Assignment
Restate all of the data exactly.

Available records

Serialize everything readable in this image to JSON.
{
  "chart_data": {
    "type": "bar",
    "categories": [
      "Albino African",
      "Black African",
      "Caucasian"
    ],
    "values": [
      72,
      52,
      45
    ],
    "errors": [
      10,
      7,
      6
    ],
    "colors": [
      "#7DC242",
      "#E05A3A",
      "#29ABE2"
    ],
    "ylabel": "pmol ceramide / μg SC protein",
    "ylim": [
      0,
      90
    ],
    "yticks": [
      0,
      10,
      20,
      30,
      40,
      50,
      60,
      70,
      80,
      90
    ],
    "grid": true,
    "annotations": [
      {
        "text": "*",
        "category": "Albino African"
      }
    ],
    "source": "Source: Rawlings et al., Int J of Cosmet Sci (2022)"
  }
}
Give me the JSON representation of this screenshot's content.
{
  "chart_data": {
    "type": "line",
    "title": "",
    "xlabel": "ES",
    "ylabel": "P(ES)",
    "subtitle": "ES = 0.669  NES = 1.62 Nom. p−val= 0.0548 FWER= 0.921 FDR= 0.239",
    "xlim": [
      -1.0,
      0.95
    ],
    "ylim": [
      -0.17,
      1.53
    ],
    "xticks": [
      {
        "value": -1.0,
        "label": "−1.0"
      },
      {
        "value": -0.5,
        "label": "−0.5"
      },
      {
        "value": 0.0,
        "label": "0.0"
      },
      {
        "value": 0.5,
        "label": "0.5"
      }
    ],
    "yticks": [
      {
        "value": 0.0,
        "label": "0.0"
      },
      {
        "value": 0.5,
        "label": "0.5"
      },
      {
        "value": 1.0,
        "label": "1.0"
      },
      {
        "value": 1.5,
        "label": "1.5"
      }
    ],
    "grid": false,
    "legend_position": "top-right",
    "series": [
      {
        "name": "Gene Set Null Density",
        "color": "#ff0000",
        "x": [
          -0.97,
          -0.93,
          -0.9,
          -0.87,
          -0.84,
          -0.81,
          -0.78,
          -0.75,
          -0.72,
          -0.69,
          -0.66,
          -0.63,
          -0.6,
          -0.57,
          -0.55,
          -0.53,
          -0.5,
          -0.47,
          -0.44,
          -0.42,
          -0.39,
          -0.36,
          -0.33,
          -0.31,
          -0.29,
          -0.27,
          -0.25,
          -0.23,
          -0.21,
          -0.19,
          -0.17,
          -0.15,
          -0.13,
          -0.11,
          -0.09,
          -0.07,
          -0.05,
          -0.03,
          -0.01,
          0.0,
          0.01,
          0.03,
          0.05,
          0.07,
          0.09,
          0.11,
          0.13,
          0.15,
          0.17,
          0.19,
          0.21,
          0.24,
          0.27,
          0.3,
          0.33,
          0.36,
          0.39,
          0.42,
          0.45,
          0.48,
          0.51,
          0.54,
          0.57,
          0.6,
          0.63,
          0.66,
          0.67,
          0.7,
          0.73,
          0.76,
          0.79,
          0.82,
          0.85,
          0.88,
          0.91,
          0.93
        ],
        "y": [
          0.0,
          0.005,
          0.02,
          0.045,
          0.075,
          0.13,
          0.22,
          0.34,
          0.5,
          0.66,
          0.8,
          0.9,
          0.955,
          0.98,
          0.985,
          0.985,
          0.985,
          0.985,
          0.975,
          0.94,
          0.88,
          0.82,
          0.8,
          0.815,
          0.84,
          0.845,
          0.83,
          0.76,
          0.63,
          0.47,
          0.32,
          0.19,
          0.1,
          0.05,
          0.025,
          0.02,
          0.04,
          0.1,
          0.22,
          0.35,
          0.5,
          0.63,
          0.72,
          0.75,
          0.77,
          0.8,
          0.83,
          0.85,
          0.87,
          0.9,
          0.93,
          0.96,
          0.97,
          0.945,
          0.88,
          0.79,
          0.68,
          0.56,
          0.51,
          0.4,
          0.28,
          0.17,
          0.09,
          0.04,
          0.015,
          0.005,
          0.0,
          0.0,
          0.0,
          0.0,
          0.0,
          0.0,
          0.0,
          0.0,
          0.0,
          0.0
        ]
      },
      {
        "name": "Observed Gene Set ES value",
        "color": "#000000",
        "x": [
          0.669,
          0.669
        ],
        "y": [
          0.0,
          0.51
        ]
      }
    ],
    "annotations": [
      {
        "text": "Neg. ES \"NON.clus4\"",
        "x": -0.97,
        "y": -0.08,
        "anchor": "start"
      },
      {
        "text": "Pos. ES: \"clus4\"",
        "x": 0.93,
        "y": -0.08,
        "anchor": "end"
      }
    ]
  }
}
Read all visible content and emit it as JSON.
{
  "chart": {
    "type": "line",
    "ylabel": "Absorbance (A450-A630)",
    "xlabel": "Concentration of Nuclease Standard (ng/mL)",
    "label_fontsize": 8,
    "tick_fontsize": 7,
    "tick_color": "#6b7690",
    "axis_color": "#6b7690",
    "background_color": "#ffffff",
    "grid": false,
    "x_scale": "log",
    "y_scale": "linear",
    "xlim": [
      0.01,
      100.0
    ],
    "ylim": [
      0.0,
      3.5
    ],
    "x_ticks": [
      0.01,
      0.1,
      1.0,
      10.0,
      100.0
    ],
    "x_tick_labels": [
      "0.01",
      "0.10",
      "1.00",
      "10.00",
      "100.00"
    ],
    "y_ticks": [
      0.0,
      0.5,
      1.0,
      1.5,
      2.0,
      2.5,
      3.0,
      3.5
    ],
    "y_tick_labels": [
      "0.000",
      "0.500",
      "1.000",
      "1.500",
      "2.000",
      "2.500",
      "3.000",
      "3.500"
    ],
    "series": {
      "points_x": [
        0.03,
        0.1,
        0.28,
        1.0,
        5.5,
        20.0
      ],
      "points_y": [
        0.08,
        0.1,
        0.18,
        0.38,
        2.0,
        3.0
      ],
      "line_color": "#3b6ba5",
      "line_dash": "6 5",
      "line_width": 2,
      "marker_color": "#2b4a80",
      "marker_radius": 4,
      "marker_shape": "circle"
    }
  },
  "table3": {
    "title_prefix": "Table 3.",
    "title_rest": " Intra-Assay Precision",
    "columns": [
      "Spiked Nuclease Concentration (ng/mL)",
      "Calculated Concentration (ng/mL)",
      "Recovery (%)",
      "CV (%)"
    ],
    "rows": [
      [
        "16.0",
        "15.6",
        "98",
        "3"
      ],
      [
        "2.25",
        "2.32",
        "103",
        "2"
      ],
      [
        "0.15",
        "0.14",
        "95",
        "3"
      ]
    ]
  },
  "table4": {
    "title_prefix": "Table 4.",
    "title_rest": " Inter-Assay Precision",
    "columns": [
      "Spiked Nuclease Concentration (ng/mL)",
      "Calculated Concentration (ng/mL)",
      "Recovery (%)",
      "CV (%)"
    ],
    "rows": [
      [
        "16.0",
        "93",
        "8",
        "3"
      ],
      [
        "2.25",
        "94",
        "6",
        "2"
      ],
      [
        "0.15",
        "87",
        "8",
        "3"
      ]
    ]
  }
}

Result of the task
Serialize everything readable in this image to JSON.
{
  "chart_data": {
    "type": "bar",
    "categories": [
      "Albino African",
      "Black African",
      "Caucasian"
    ],
    "values": [
      72,
      52,
      45
    ],
    "errors": [
      10,
      7,
      6
    ],
    "colors": [
      "#7DC242",
      "#E05A3A",
      "#29ABE2"
    ],
    "ylabel": "pmol ceramide / μg SC protein",
    "ylim": [
      0,
      90
    ],
    "yticks": [
      0,
      10,
      20,
      30,
      40,
      50,
      60,
      70,
      80,
      90
    ],
    "grid": true,
    "annotations": [
      {
        "text": "*",
        "category": "Albino African"
      }
    ],
    "source": "Source: Rawlings et al., Int J of Cosmet Sci (2022)"
  }
}
Give me the JSON representation of this screenshot's content.
{
  "chart_data": {
    "type": "line",
    "title": "",
    "xlabel": "ES",
    "ylabel": "P(ES)",
    "subtitle": "ES = 0.669  NES = 1.62 Nom. p−val= 0.0548 FWER= 0.921 FDR= 0.239",
    "xlim": [
      -1.0,
      0.95
    ],
    "ylim": [
      -0.17,
      1.53
    ],
    "xticks": [
      {
        "value": -1.0,
        "label": "−1.0"
      },
      {
        "value": -0.5,
        "label": "−0.5"
      },
      {
        "value": 0.0,
        "label": "0.0"
      },
      {
        "value": 0.5,
        "label": "0.5"
      }
    ],
    "yticks": [
      {
        "value": 0.0,
        "label": "0.0"
      },
      {
        "value": 0.5,
        "label": "0.5"
      },
      {
        "value": 1.0,
        "label": "1.0"
      },
      {
        "value": 1.5,
        "label": "1.5"
      }
    ],
    "grid": false,
    "legend_position": "top-right",
    "series": [
      {
        "name": "Gene Set Null Density",
        "color": "#ff0000",
        "x": [
          -0.97,
          -0.93,
          -0.9,
          -0.87,
          -0.84,
          -0.81,
          -0.78,
          -0.75,
          -0.72,
          -0.69,
          -0.66,
          -0.63,
          -0.6,
          -0.57,
          -0.55,
          -0.53,
          -0.5,
          -0.47,
          -0.44,
          -0.42,
          -0.39,
          -0.36,
          -0.33,
          -0.31,
          -0.29,
          -0.27,
          -0.25,
          -0.23,
          -0.21,
          -0.19,
          -0.17,
          -0.15,
          -0.13,
          -0.11,
          -0.09,
          -0.07,
          -0.05,
          -0.03,
          -0.01,
          0.0,
          0.01,
          0.03,
          0.05,
          0.07,
          0.09,
          0.11,
          0.13,
          0.15,
          0.17,
          0.19,
          0.21,
          0.24,
          0.27,
          0.3,
          0.33,
          0.36,
          0.39,
          0.42,
          0.45,
          0.48,
          0.51,
          0.54,
          0.57,
          0.6,
          0.63,
          0.66,
          0.67,
          0.7,
          0.73,
          0.76,
          0.79,
          0.82,
          0.85,
          0.88,
          0.91,
          0.93
        ],
        "y": [
          0.0,
          0.005,
          0.02,
          0.045,
          0.075,
          0.13,
          0.22,
          0.34,
          0.5,
          0.66,
          0.8,
          0.9,
          0.955,
          0.98,
          0.985,
          0.985,
          0.985,
          0.985,
          0.975,
          0.94,
          0.88,
          0.82,
          0.8,
          0.815,
          0.84,
          0.845,
          0.83,
          0.76,
          0.63,
          0.47,
          0.32,
          0.19,
          0.1,
          0.05,
          0.025,
          0.02,
          0.04,
          0.1,
          0.22,
          0.35,
          0.5,
          0.63,
          0.72,
          0.75,
          0.77,
          0.8,
          0.83,
          0.85,
          0.87,
          0.9,
          0.93,
          0.96,
          0.97,
          0.945,
          0.88,
          0.79,
          0.68,
          0.56,
          0.51,
          0.4,
          0.28,
          0.17,
          0.09,
          0.04,
          0.015,
          0.005,
          0.0,
          0.0,
          0.0,
          0.0,
          0.0,
          0.0,
          0.0,
          0.0,
          0.0,
          0.0
        ]
      },
      {
        "name": "Observed Gene Set ES value",
        "color": "#000000",
        "x": [
          0.669,
          0.669
        ],
        "y": [
          0.0,
          0.51
        ]
      }
    ],
    "annotations": [
      {
        "text": "Neg. ES \"NON.clus4\"",
        "x": -0.97,
        "y": -0.08,
        "anchor": "start"
      },
      {
        "text": "Pos. ES: \"clus4\"",
        "x": 0.93,
        "y": -0.08,
        "anchor": "end"
      }
    ]
  }
}
Read all visible content and emit it as JSON.
{
  "chart": {
    "type": "line",
    "ylabel": "Absorbance (A450-A630)",
    "xlabel": "Concentration of Nuclease Standard (ng/mL)",
    "label_fontsize": 8,
    "tick_fontsize": 7,
    "tick_color": "#6b7690",
    "axis_color": "#6b7690",
    "background_color": "#ffffff",
    "grid": false,
    "x_scale": "log",
    "y_scale": "linear",
    "xlim": [
      0.01,
      100.0
    ],
    "ylim": [
      0.0,
      3.5
    ],
    "x_ticks": [
      0.01,
      0.1,
      1.0,
      10.0,
      100.0
    ],
    "x_tick_labels": [
      "0.01",
      "0.10",
      "1.00",
      "10.00",
      "100.00"
    ],
    "y_ticks": [
      0.0,
      0.5,
      1.0,
      1.5,
      2.0,
      2.5,
      3.0,
      3.5
    ],
    "y_tick_labels": [
      "0.000",
      "0.500",
      "1.000",
      "1.500",
      "2.000",
      "2.500",
      "3.000",
      "3.500"
    ],
    "series": {
      "points_x": [
        0.03,
        0.1,
        0.28,
        1.0,
        5.5,
        20.0
      ],
      "points_y": [
        0.08,
        0.1,
        0.18,
        0.38,
        2.0,
        3.0
      ],
      "line_color": "#3b6ba5",
      "line_dash": "6 5",
      "line_width": 2,
      "marker_color": "#2b4a80",
      "marker_radius": 4,
      "marker_shape": "circle"
    }
  },
  "table3": {
    "title_prefix": "Table 3.",
    "title_rest": " Intra-Assay Precision",
    "columns": [
      "Spiked Nuclease Concentration (ng/mL)",
      "Calculated Concentration (ng/mL)",
      "Recovery (%)",
      "CV (%)"
    ],
    "rows": [
      [
        "16.0",
        "15.6",
        "98",
        "3"
      ],
      [
        "2.25",
        "2.32",
        "103",
        "2"
      ],
      [
        "0.15",
        "0.14",
        "95",
        "3"
      ]
    ]
  },
  "table4": {
    "title_prefix": "Table 4.",
    "title_rest": " Inter-Assay Precision",
    "columns": [
      "Spiked Nuclease Concentration (ng/mL)",
      "Calculated Concentration (ng/mL)",
      "Recovery (%)",
      "CV (%)"
    ],
    "rows": [
      [
        "16.0",
        "93",
        "8",
        "3"
      ],
      [
        "2.25",
        "94",
        "6",
        "2"
      ],
      [
        "0.15",
        "87",
        "8",
        "3"
      ]
    ]
  }
}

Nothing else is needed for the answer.